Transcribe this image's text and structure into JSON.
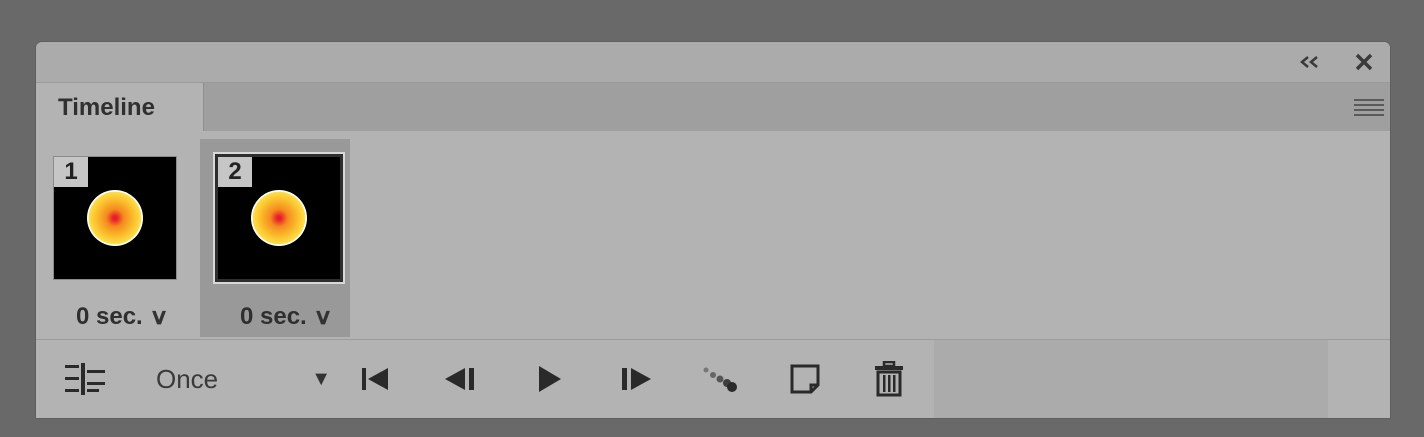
{
  "panel": {
    "collapse_icon": "double-chevron-left-icon",
    "close_icon": "close-icon",
    "menu_icon": "panel-menu-icon"
  },
  "tabs": [
    {
      "label": "Timeline"
    }
  ],
  "frames": [
    {
      "number": "1",
      "delay": "0 sec.",
      "selected": false
    },
    {
      "number": "2",
      "delay": "0 sec.",
      "selected": true
    }
  ],
  "toolbar": {
    "loop_option": "Once",
    "buttons": [
      "convert-to-video-timeline-icon",
      "select-first-frame-icon",
      "select-previous-frame-icon",
      "play-icon",
      "select-next-frame-icon",
      "tween-icon",
      "duplicate-frame-icon",
      "delete-frame-icon"
    ]
  },
  "colors": {
    "panel_bg": "#b3b3b3",
    "desktop_bg": "#696969",
    "selected_frame_bg": "#999999"
  }
}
============
* [REQUIRED WORK]:
Take every line containing the word "icon" and copy it.

* [COMPLETE RESPONSE]:
    "collapse_icon": "double-chevron-left-icon",
    "close_icon": "close-icon",
    "menu_icon": "panel-menu-icon"
      "convert-to-video-timeline-icon",
      "select-first-frame-icon",
      "select-previous-frame-icon",
      "play-icon",
      "select-next-frame-icon",
      "tween-icon",
      "duplicate-frame-icon",
      "delete-frame-icon"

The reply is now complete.